Written instruction » Gather the lines below that include the string "Creating", copying each in full.

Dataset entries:
-- begin --
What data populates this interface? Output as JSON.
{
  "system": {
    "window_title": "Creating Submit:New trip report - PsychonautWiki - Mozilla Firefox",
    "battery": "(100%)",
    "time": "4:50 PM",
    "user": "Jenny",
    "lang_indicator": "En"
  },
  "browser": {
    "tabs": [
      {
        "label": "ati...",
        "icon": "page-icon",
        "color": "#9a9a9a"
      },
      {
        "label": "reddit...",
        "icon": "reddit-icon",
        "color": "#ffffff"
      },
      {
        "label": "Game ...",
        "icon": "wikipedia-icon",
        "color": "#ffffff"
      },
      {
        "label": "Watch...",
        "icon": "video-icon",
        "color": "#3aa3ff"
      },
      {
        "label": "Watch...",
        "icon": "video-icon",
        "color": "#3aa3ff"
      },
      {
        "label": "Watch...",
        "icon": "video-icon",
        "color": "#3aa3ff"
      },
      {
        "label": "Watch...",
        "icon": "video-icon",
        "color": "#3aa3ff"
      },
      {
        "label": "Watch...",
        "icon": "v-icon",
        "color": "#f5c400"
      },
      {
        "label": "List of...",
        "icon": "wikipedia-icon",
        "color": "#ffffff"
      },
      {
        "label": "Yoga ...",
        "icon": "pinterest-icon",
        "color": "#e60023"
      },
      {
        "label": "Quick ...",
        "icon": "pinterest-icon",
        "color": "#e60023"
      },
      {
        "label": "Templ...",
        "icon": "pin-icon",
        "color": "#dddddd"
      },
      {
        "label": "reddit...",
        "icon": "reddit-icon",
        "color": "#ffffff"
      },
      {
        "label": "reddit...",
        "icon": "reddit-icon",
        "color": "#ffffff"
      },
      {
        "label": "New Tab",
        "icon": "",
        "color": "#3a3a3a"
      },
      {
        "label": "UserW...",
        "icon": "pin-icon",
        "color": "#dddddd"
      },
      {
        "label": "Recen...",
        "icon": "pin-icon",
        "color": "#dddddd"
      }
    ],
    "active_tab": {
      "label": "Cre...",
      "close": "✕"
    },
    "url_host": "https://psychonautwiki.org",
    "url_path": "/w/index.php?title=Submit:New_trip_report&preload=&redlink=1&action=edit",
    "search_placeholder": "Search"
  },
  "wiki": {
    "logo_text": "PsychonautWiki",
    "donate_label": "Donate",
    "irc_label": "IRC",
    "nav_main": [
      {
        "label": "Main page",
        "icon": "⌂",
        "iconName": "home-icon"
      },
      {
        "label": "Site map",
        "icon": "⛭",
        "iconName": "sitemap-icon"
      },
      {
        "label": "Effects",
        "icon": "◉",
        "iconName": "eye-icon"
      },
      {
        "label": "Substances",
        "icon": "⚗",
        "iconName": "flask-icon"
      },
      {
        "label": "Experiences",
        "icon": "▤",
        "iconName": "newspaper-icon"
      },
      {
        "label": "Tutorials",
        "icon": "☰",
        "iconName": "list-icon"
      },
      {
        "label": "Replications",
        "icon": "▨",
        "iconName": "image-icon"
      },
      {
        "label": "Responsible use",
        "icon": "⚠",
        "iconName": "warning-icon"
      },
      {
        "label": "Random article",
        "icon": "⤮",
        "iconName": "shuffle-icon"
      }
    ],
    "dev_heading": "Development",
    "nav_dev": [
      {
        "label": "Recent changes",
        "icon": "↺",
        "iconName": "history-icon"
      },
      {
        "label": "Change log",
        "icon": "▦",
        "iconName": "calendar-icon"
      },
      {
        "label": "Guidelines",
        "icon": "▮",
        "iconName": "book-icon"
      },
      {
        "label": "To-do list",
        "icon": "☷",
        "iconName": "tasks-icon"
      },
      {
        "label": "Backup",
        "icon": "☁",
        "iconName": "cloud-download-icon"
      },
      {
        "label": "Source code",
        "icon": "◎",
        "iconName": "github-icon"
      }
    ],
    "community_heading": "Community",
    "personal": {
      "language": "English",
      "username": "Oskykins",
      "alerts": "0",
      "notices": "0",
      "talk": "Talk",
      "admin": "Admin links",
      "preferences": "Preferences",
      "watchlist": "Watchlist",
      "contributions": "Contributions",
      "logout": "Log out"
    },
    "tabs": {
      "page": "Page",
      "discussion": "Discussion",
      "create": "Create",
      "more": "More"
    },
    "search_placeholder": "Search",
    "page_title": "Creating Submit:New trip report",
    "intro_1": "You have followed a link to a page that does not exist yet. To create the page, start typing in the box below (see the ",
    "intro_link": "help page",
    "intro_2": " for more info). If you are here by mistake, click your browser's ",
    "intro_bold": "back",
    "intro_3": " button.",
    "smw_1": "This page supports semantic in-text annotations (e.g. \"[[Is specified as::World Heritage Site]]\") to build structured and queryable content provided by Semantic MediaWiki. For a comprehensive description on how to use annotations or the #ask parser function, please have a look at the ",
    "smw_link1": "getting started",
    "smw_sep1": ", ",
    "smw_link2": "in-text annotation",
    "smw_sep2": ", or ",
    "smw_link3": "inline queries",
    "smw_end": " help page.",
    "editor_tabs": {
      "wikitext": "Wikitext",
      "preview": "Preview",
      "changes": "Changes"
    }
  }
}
-- end --
Output of the task »
    "window_title": "Creating Submit:New trip report - PsychonautWiki - Mozilla Firefox",
    "page_title": "Creating Submit:New trip report",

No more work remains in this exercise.